• YOUR OBJECTIVE: Transcribe the records exactly. Pictures do not belong in the transcription.

*** RECORDED INFORMATION ***

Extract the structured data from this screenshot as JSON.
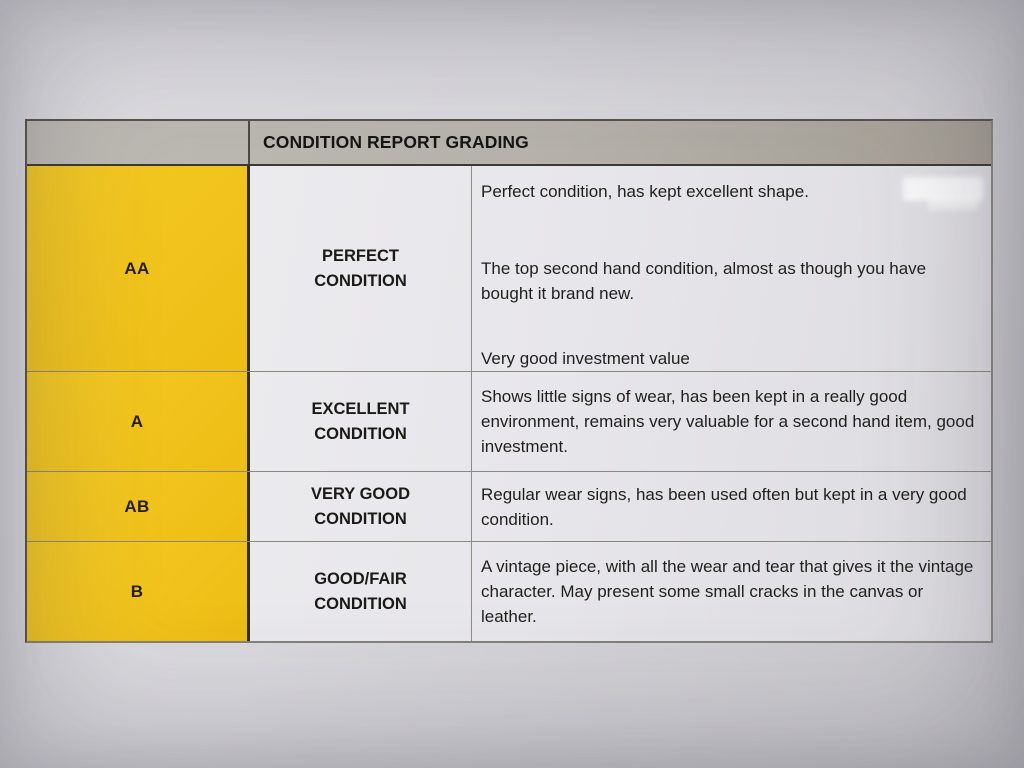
{
  "document": {
    "kind": "photograph of a printed condition grading table"
  },
  "colors": {
    "grade_column_yellow": "#F2C41E",
    "header_gray": "#B7B3AC",
    "paper": "#DAD9DE",
    "text": "#1E1D1B"
  },
  "table": {
    "header": {
      "title": "CONDITION REPORT GRADING"
    },
    "rows": [
      {
        "grade": "AA",
        "condition": "PERFECT CONDITION",
        "description_paragraphs": [
          "Perfect condition, has kept excellent shape.",
          "The top second hand condition, almost as though you have bought it brand new.",
          "Very good investment value"
        ]
      },
      {
        "grade": "A",
        "condition": "EXCELLENT CONDITION",
        "description_paragraphs": [
          "Shows little signs of wear, has been kept in a really good environment, remains very valuable for a second hand item, good investment."
        ]
      },
      {
        "grade": "AB",
        "condition": "VERY GOOD CONDITION",
        "description_paragraphs": [
          "Regular wear signs, has been used often but kept in a very good condition."
        ]
      },
      {
        "grade": "B",
        "condition": "GOOD/FAIR CONDITION",
        "description_paragraphs": [
          "A vintage piece, with all the wear and tear that gives it the vintage character. May present some small cracks in the canvas or leather."
        ]
      }
    ]
  }
}
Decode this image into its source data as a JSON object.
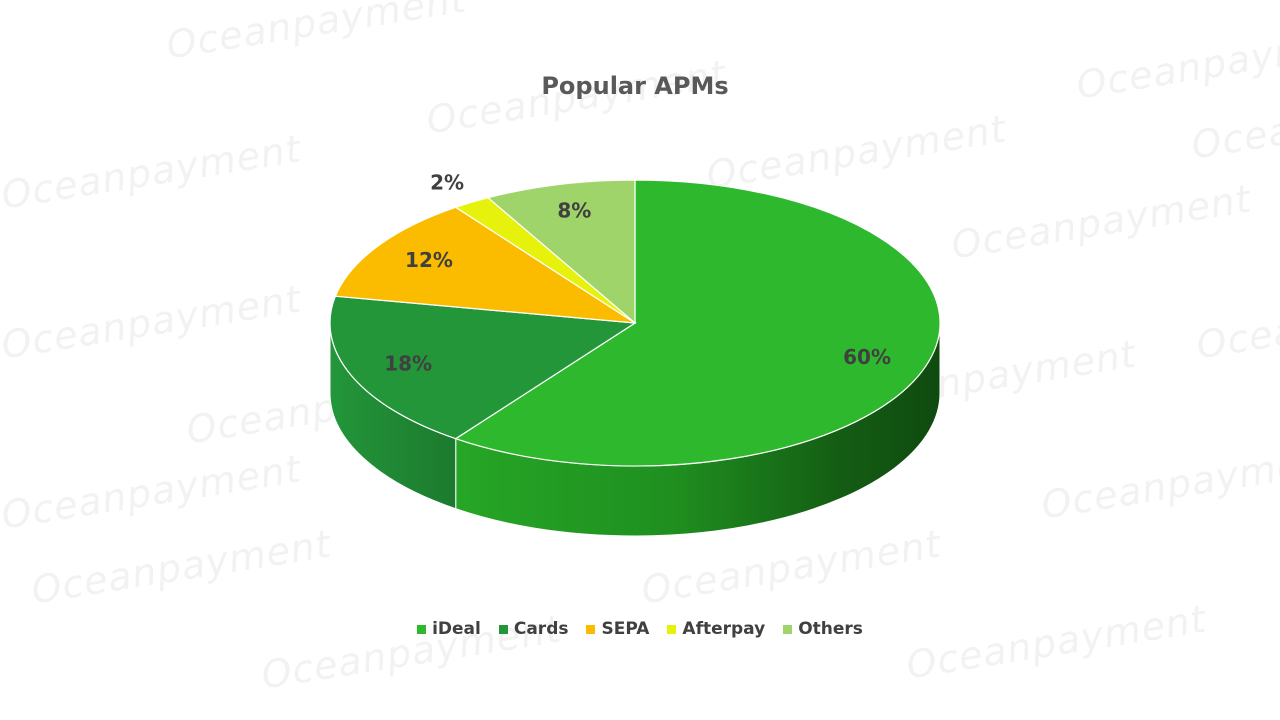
{
  "watermark": {
    "text": "Oceanpayment"
  },
  "chart_data": {
    "type": "pie",
    "title": "Popular APMs",
    "categories": [
      "iDeal",
      "Cards",
      "SEPA",
      "Afterpay",
      "Others"
    ],
    "values": [
      60,
      18,
      12,
      2,
      8
    ],
    "data_labels": [
      "60%",
      "18%",
      "12%",
      "2%",
      "8%"
    ],
    "colors": [
      "#2eb82e",
      "#23963a",
      "#fbbc00",
      "#e6f20c",
      "#9fd46a"
    ],
    "side_colors": [
      "#1e8a1e",
      "#1c7a2e",
      "#c08c00",
      "#b2bc00",
      "#7aa84e"
    ],
    "legend_position": "bottom",
    "style": "3d"
  }
}
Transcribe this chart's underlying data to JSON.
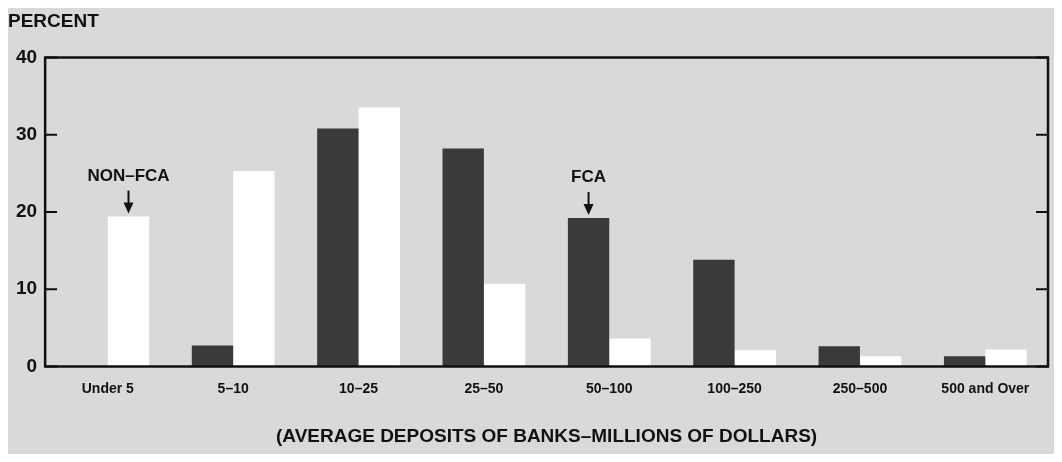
{
  "chart_data": {
    "type": "bar",
    "ylabel": "PERCENT",
    "xlabel": "(AVERAGE DEPOSITS OF BANKS–MILLIONS OF DOLLARS)",
    "categories": [
      "Under 5",
      "5–10",
      "10–25",
      "25–50",
      "50–100",
      "100–250",
      "250–500",
      "500 and Over"
    ],
    "series": [
      {
        "color": "#3a3a3a",
        "values": [
          0,
          2.7,
          30.8,
          28.2,
          19.2,
          13.8,
          2.6,
          1.3
        ]
      },
      {
        "color": "#ffffff",
        "values": [
          19.4,
          25.3,
          33.5,
          10.7,
          3.6,
          2.1,
          1.3,
          2.2
        ]
      }
    ],
    "ylim": [
      0,
      40
    ],
    "yticks": [
      0,
      10,
      20,
      30,
      40
    ],
    "annotations": [
      {
        "text": "NON–FCA",
        "x": "Under 5",
        "y": 19.4
      },
      {
        "text": "FCA",
        "x": "50–100",
        "y": 19.2
      }
    ],
    "legend": false
  }
}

***

• SOLUTION FOR THIS TASK:
Extract the structured data from this screenshot as JSON.
{
  "document": {
    "kind": "photograph of a printed condition grading table"
  },
  "colors": {
    "grade_column_yellow": "#F2C41E",
    "header_gray": "#B7B3AC",
    "paper": "#DAD9DE",
    "text": "#1E1D1B"
  },
  "table": {
    "header": {
      "title": "CONDITION REPORT GRADING"
    },
    "rows": [
      {
        "grade": "AA",
        "condition": "PERFECT CONDITION",
        "description_paragraphs": [
          "Perfect condition, has kept excellent shape.",
          "The top second hand condition, almost as though you have bought it brand new.",
          "Very good investment value"
        ]
      },
      {
        "grade": "A",
        "condition": "EXCELLENT CONDITION",
        "description_paragraphs": [
          "Shows little signs of wear, has been kept in a really good environment, remains very valuable for a second hand item, good investment."
        ]
      },
      {
        "grade": "AB",
        "condition": "VERY GOOD CONDITION",
        "description_paragraphs": [
          "Regular wear signs, has been used often but kept in a very good condition."
        ]
      },
      {
        "grade": "B",
        "condition": "GOOD/FAIR CONDITION",
        "description_paragraphs": [
          "A vintage piece, with all the wear and tear that gives it the vintage character. May present some small cracks in the canvas or leather."
        ]
      }
    ]
  }
}
Decode this image into its source data as a JSON object.
{
  "watermark": {
    "text": "Oceanpayment"
  },
  "chart_data": {
    "type": "pie",
    "title": "Popular APMs",
    "categories": [
      "iDeal",
      "Cards",
      "SEPA",
      "Afterpay",
      "Others"
    ],
    "values": [
      60,
      18,
      12,
      2,
      8
    ],
    "data_labels": [
      "60%",
      "18%",
      "12%",
      "2%",
      "8%"
    ],
    "colors": [
      "#2eb82e",
      "#23963a",
      "#fbbc00",
      "#e6f20c",
      "#9fd46a"
    ],
    "side_colors": [
      "#1e8a1e",
      "#1c7a2e",
      "#c08c00",
      "#b2bc00",
      "#7aa84e"
    ],
    "legend_position": "bottom",
    "style": "3d"
  }
}
Transcribe this chart's underlying data to JSON.
{
  "chart_data": {
    "type": "bar",
    "ylabel": "PERCENT",
    "xlabel": "(AVERAGE DEPOSITS OF BANKS–MILLIONS OF DOLLARS)",
    "categories": [
      "Under 5",
      "5–10",
      "10–25",
      "25–50",
      "50–100",
      "100–250",
      "250–500",
      "500 and Over"
    ],
    "series": [
      {
        "color": "#3a3a3a",
        "values": [
          0,
          2.7,
          30.8,
          28.2,
          19.2,
          13.8,
          2.6,
          1.3
        ]
      },
      {
        "color": "#ffffff",
        "values": [
          19.4,
          25.3,
          33.5,
          10.7,
          3.6,
          2.1,
          1.3,
          2.2
        ]
      }
    ],
    "ylim": [
      0,
      40
    ],
    "yticks": [
      0,
      10,
      20,
      30,
      40
    ],
    "annotations": [
      {
        "text": "NON–FCA",
        "x": "Under 5",
        "y": 19.4
      },
      {
        "text": "FCA",
        "x": "50–100",
        "y": 19.2
      }
    ],
    "legend": false
  }
}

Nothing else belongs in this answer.